Tumors are innervated by multiple nerve types (sympathetic, parasympathetic, sensory), but their relative contributions can vary by cancer type and stage. For instance, sympathetic adrenergic signaling often promotes early tumor growth and angiogenesis, whereas parasympathetic (cholinergic) signals have been reported to either facilitate late-stage metastasis or, conversely, to inhibit tumor progression in certain contexts (Renz et al., 2018a). The controversy remains unresolved on parasympathetic signals restraining tumors instead of fueling them. In our view, the field must disentangle the context-dependent roles of different neural circuits, including sensory nerve-released neuropeptides such as SP and CGRP in various tumor microenvironments. It is still unclear which neural inputs are most critical at distinct tumor phases (initiation, progression, metastasis, or dormancy) and how they dynamically interact. Addressing this requires longitudinal and tissue-specific studies, as well as tools to selectively manipulate one neural subtype at a time.

MATERIAL SHOWN:
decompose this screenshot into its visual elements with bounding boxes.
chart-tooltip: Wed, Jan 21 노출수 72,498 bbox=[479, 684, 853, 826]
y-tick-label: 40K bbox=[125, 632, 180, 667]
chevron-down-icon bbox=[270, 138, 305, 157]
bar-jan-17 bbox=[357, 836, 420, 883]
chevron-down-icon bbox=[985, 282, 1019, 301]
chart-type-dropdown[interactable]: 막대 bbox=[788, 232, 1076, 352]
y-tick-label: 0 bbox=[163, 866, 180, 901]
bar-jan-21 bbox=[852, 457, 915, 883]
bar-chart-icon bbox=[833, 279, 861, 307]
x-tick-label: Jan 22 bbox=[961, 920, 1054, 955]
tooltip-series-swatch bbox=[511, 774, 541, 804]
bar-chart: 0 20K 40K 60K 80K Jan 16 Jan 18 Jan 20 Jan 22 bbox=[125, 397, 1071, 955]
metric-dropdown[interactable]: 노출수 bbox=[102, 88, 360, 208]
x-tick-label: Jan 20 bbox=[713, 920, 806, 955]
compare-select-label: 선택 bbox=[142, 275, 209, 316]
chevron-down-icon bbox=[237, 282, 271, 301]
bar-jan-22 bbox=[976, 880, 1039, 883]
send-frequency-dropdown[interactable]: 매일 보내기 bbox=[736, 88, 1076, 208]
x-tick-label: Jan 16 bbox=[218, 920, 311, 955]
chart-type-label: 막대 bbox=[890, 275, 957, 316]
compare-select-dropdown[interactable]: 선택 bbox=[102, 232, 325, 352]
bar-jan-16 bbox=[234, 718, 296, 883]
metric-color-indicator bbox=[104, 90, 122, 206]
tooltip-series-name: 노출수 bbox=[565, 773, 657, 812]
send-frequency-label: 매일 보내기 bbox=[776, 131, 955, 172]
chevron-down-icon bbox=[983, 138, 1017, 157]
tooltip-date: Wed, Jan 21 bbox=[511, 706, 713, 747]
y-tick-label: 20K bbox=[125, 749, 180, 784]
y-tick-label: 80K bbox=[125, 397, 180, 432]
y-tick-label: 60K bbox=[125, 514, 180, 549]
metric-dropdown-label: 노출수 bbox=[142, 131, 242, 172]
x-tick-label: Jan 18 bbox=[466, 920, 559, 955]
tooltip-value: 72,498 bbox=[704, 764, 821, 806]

PROBLEM TO WORK ON: In the passage on tumor innervation, what does sympathetic adrenergic signaling often promote?

RESPONSE TO THE TASK: Early tumor growth and angiogenesis.